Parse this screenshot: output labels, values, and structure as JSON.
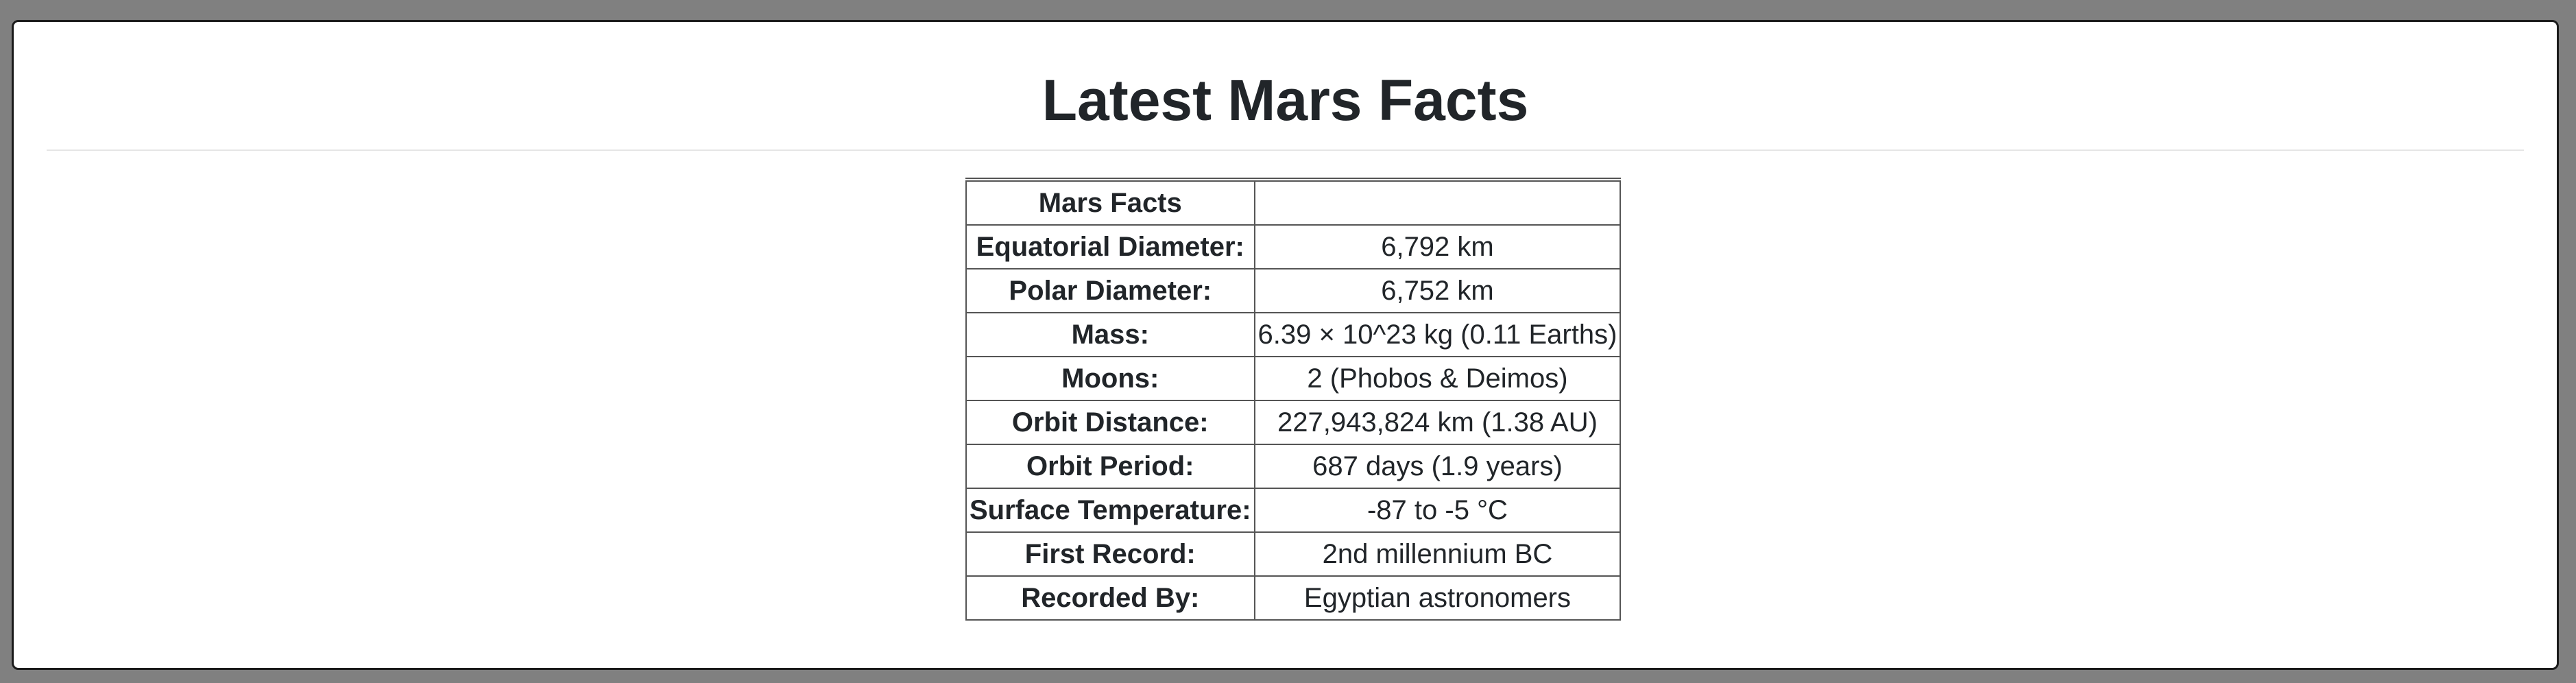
{
  "page": {
    "title": "Latest Mars Facts"
  },
  "table": {
    "header": {
      "label": "Mars Facts",
      "value": ""
    },
    "rows": [
      {
        "label": "Equatorial Diameter:",
        "value": "6,792 km"
      },
      {
        "label": "Polar Diameter:",
        "value": "6,752 km"
      },
      {
        "label": "Mass:",
        "value": "6.39 × 10^23 kg (0.11 Earths)"
      },
      {
        "label": "Moons:",
        "value": "2 (Phobos & Deimos)"
      },
      {
        "label": "Orbit Distance:",
        "value": "227,943,824 km (1.38 AU)"
      },
      {
        "label": "Orbit Period:",
        "value": "687 days (1.9 years)"
      },
      {
        "label": "Surface Temperature:",
        "value": "-87 to -5 °C"
      },
      {
        "label": "First Record:",
        "value": "2nd millennium BC"
      },
      {
        "label": "Recorded By:",
        "value": "Egyptian astronomers"
      }
    ]
  }
}
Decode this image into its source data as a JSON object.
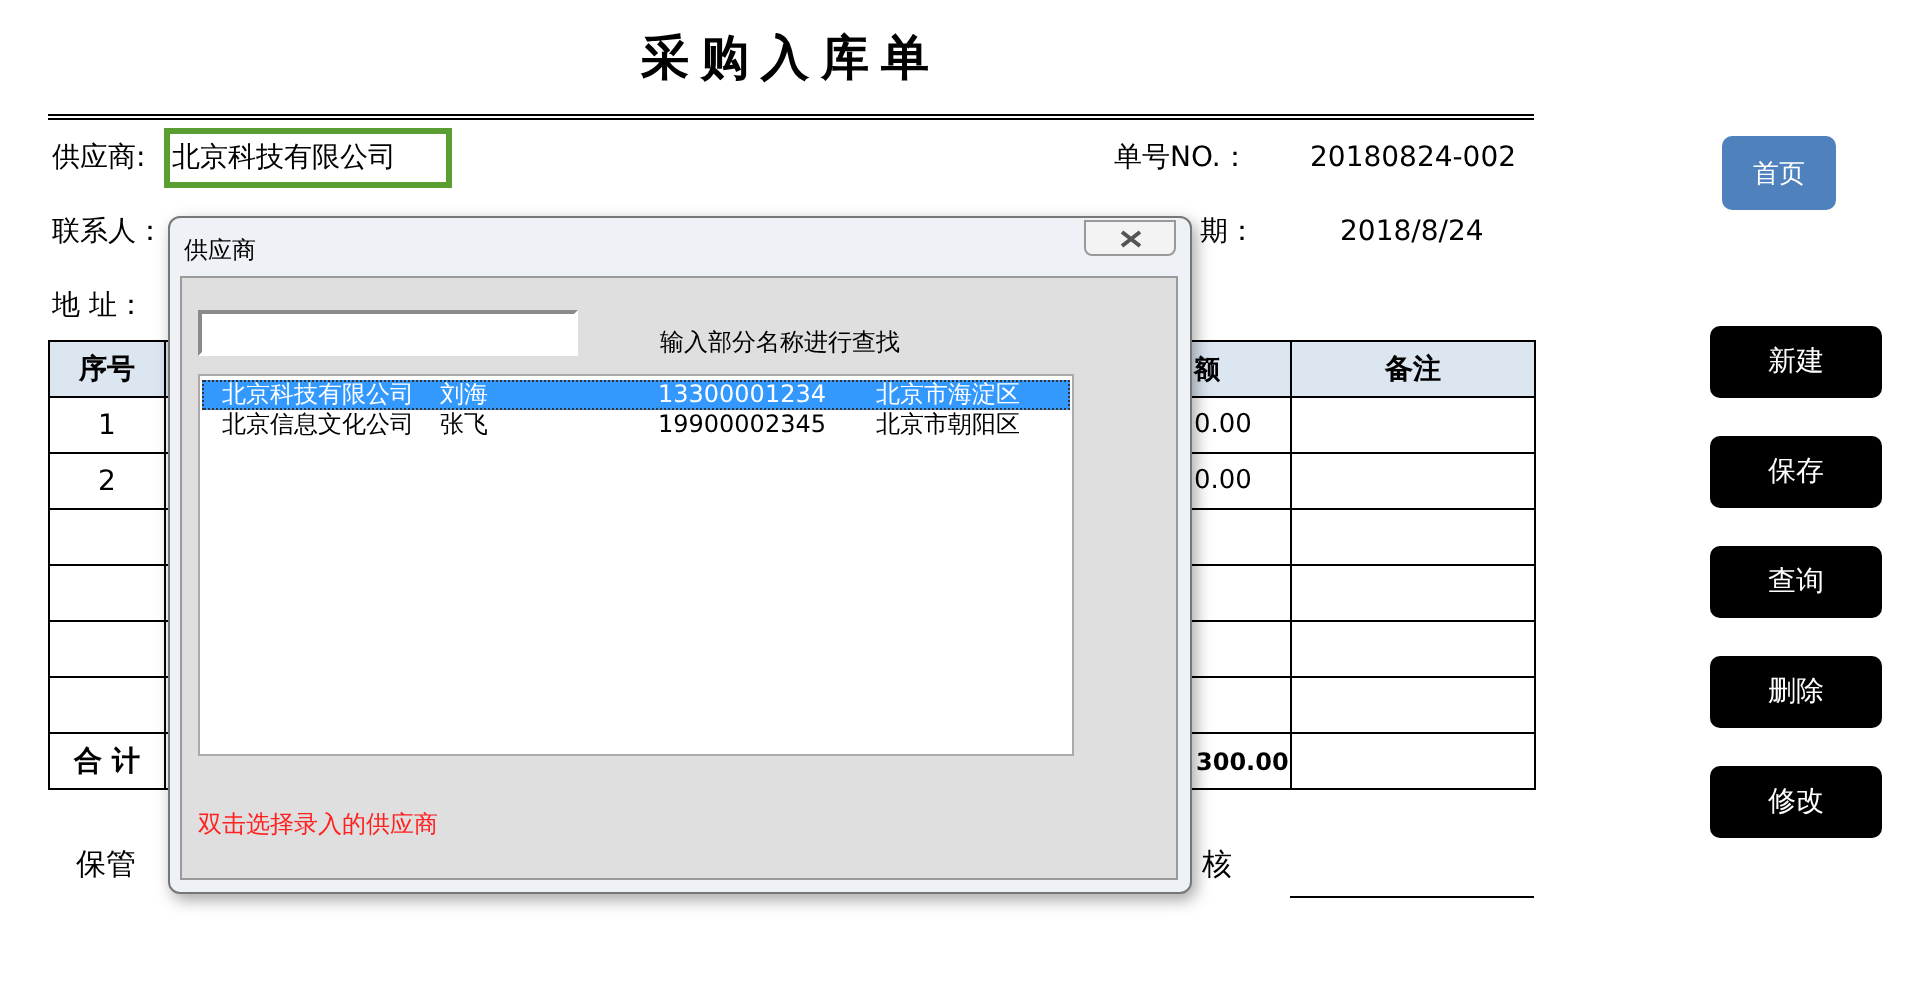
{
  "title": "采购入库单",
  "header": {
    "supplier_label": "供应商:",
    "supplier_value": "北京科技有限公司",
    "order_no_label": "单号NO.：",
    "order_no": "20180824-002",
    "contact_label": "联系人：",
    "date_label": "期：",
    "date": "2018/8/24",
    "address_label": "地 址："
  },
  "table": {
    "columns": {
      "seq": "序号",
      "amount": "额",
      "note": "备注"
    },
    "rows": [
      {
        "seq": "1",
        "amount": "0.00"
      },
      {
        "seq": "2",
        "amount": "0.00"
      },
      {},
      {},
      {},
      {}
    ],
    "total": {
      "label": "合 计",
      "amount": "300.00"
    }
  },
  "footer": {
    "keeper_label": "保管",
    "reviewer_label": "核"
  },
  "dialog": {
    "title": "供应商",
    "search_hint": "输入部分名称进行查找",
    "items": [
      {
        "name": "北京科技有限公司",
        "contact": "刘海",
        "phone": "13300001234",
        "address": "北京市海淀区",
        "selected": true
      },
      {
        "name": "北京信息文化公司",
        "contact": "张飞",
        "phone": "19900002345",
        "address": "北京市朝阳区",
        "selected": false
      }
    ],
    "note": "双击选择录入的供应商"
  },
  "nav": {
    "home": "首页",
    "actions": [
      "新建",
      "保存",
      "查询",
      "删除",
      "修改"
    ]
  }
}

——

SHORT EXERCISE:
Transcribe the material as is, with images omitted.

ANSWER BELOW:
Parse this screenshot: output labels, values, and structure as JSON.
{
  "page": {
    "title": "Latest Mars Facts"
  },
  "table": {
    "header": {
      "label": "Mars Facts",
      "value": ""
    },
    "rows": [
      {
        "label": "Equatorial Diameter:",
        "value": "6,792 km"
      },
      {
        "label": "Polar Diameter:",
        "value": "6,752 km"
      },
      {
        "label": "Mass:",
        "value": "6.39 × 10^23 kg (0.11 Earths)"
      },
      {
        "label": "Moons:",
        "value": "2 (Phobos & Deimos)"
      },
      {
        "label": "Orbit Distance:",
        "value": "227,943,824 km (1.38 AU)"
      },
      {
        "label": "Orbit Period:",
        "value": "687 days (1.9 years)"
      },
      {
        "label": "Surface Temperature:",
        "value": "-87 to -5 °C"
      },
      {
        "label": "First Record:",
        "value": "2nd millennium BC"
      },
      {
        "label": "Recorded By:",
        "value": "Egyptian astronomers"
      }
    ]
  }
}
Decode this image into its source data as a JSON object.
{
  "title": "采购入库单",
  "header": {
    "supplier_label": "供应商:",
    "supplier_value": "北京科技有限公司",
    "order_no_label": "单号NO.：",
    "order_no": "20180824-002",
    "contact_label": "联系人：",
    "date_label": "期：",
    "date": "2018/8/24",
    "address_label": "地 址："
  },
  "table": {
    "columns": {
      "seq": "序号",
      "amount": "额",
      "note": "备注"
    },
    "rows": [
      {
        "seq": "1",
        "amount": "0.00"
      },
      {
        "seq": "2",
        "amount": "0.00"
      },
      {},
      {},
      {},
      {}
    ],
    "total": {
      "label": "合 计",
      "amount": "300.00"
    }
  },
  "footer": {
    "keeper_label": "保管",
    "reviewer_label": "核"
  },
  "dialog": {
    "title": "供应商",
    "search_hint": "输入部分名称进行查找",
    "items": [
      {
        "name": "北京科技有限公司",
        "contact": "刘海",
        "phone": "13300001234",
        "address": "北京市海淀区",
        "selected": true
      },
      {
        "name": "北京信息文化公司",
        "contact": "张飞",
        "phone": "19900002345",
        "address": "北京市朝阳区",
        "selected": false
      }
    ],
    "note": "双击选择录入的供应商"
  },
  "nav": {
    "home": "首页",
    "actions": [
      "新建",
      "保存",
      "查询",
      "删除",
      "修改"
    ]
  }
}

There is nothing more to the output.